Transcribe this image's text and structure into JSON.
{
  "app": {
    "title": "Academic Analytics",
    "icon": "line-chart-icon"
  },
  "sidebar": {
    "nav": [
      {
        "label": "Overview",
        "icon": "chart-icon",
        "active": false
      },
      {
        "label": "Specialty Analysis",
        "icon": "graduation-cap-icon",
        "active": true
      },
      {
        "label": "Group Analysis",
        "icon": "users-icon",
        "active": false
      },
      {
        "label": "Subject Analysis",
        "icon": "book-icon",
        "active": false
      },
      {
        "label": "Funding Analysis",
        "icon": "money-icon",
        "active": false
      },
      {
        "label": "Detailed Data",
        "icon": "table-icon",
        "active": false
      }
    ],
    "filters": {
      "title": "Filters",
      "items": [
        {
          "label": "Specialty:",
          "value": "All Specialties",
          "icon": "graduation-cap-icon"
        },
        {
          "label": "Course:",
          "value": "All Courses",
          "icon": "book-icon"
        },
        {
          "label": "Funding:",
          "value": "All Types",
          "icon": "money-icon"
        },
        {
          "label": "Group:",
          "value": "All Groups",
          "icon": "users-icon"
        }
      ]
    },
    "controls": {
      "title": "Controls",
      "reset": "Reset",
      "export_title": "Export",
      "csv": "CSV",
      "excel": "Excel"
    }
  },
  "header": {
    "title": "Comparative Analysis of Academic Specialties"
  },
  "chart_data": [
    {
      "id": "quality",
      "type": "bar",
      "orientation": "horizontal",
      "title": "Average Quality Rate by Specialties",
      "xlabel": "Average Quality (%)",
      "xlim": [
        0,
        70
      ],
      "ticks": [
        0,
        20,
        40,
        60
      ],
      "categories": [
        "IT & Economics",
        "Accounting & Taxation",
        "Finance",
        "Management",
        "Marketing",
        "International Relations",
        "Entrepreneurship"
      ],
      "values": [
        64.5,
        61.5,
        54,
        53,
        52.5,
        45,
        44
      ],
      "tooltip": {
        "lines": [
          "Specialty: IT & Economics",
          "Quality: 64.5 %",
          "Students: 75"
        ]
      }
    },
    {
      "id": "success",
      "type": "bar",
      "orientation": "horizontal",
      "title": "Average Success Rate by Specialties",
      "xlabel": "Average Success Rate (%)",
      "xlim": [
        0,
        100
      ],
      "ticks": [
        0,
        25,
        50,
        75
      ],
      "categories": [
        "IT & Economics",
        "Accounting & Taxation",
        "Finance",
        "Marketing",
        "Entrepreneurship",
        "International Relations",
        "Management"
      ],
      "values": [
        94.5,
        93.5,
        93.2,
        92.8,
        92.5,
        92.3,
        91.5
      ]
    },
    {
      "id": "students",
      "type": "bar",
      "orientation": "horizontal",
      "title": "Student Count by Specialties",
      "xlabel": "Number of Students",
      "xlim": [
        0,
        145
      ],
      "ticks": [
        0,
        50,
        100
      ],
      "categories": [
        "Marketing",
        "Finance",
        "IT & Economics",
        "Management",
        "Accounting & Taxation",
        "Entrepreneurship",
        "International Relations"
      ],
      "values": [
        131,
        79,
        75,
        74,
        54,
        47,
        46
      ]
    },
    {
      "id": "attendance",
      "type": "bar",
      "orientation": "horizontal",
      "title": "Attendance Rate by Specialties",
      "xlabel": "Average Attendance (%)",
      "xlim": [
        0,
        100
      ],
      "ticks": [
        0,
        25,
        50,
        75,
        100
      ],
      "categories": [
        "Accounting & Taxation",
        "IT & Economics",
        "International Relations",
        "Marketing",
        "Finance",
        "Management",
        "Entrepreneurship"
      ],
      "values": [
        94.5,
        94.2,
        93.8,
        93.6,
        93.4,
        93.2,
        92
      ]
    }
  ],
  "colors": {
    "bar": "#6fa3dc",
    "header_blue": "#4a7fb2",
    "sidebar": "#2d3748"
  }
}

--*--

Your task is to repeat the data exactly, with nothing left out.

= RESPONSE =
Transcribe this image's text and structure into JSON.
{
  "app": {
    "title": "Academic Analytics",
    "icon": "line-chart-icon"
  },
  "sidebar": {
    "nav": [
      {
        "label": "Overview",
        "icon": "chart-icon",
        "active": false
      },
      {
        "label": "Specialty Analysis",
        "icon": "graduation-cap-icon",
        "active": true
      },
      {
        "label": "Group Analysis",
        "icon": "users-icon",
        "active": false
      },
      {
        "label": "Subject Analysis",
        "icon": "book-icon",
        "active": false
      },
      {
        "label": "Funding Analysis",
        "icon": "money-icon",
        "active": false
      },
      {
        "label": "Detailed Data",
        "icon": "table-icon",
        "active": false
      }
    ],
    "filters": {
      "title": "Filters",
      "items": [
        {
          "label": "Specialty:",
          "value": "All Specialties",
          "icon": "graduation-cap-icon"
        },
        {
          "label": "Course:",
          "value": "All Courses",
          "icon": "book-icon"
        },
        {
          "label": "Funding:",
          "value": "All Types",
          "icon": "money-icon"
        },
        {
          "label": "Group:",
          "value": "All Groups",
          "icon": "users-icon"
        }
      ]
    },
    "controls": {
      "title": "Controls",
      "reset": "Reset",
      "export_title": "Export",
      "csv": "CSV",
      "excel": "Excel"
    }
  },
  "header": {
    "title": "Comparative Analysis of Academic Specialties"
  },
  "chart_data": [
    {
      "id": "quality",
      "type": "bar",
      "orientation": "horizontal",
      "title": "Average Quality Rate by Specialties",
      "xlabel": "Average Quality (%)",
      "xlim": [
        0,
        70
      ],
      "ticks": [
        0,
        20,
        40,
        60
      ],
      "categories": [
        "IT & Economics",
        "Accounting & Taxation",
        "Finance",
        "Management",
        "Marketing",
        "International Relations",
        "Entrepreneurship"
      ],
      "values": [
        64.5,
        61.5,
        54,
        53,
        52.5,
        45,
        44
      ],
      "tooltip": {
        "lines": [
          "Specialty: IT & Economics",
          "Quality: 64.5 %",
          "Students: 75"
        ]
      }
    },
    {
      "id": "success",
      "type": "bar",
      "orientation": "horizontal",
      "title": "Average Success Rate by Specialties",
      "xlabel": "Average Success Rate (%)",
      "xlim": [
        0,
        100
      ],
      "ticks": [
        0,
        25,
        50,
        75
      ],
      "categories": [
        "IT & Economics",
        "Accounting & Taxation",
        "Finance",
        "Marketing",
        "Entrepreneurship",
        "International Relations",
        "Management"
      ],
      "values": [
        94.5,
        93.5,
        93.2,
        92.8,
        92.5,
        92.3,
        91.5
      ]
    },
    {
      "id": "students",
      "type": "bar",
      "orientation": "horizontal",
      "title": "Student Count by Specialties",
      "xlabel": "Number of Students",
      "xlim": [
        0,
        145
      ],
      "ticks": [
        0,
        50,
        100
      ],
      "categories": [
        "Marketing",
        "Finance",
        "IT & Economics",
        "Management",
        "Accounting & Taxation",
        "Entrepreneurship",
        "International Relations"
      ],
      "values": [
        131,
        79,
        75,
        74,
        54,
        47,
        46
      ]
    },
    {
      "id": "attendance",
      "type": "bar",
      "orientation": "horizontal",
      "title": "Attendance Rate by Specialties",
      "xlabel": "Average Attendance (%)",
      "xlim": [
        0,
        100
      ],
      "ticks": [
        0,
        25,
        50,
        75,
        100
      ],
      "categories": [
        "Accounting & Taxation",
        "IT & Economics",
        "International Relations",
        "Marketing",
        "Finance",
        "Management",
        "Entrepreneurship"
      ],
      "values": [
        94.5,
        94.2,
        93.8,
        93.6,
        93.4,
        93.2,
        92
      ]
    }
  ],
  "colors": {
    "bar": "#6fa3dc",
    "header_blue": "#4a7fb2",
    "sidebar": "#2d3748"
  }
}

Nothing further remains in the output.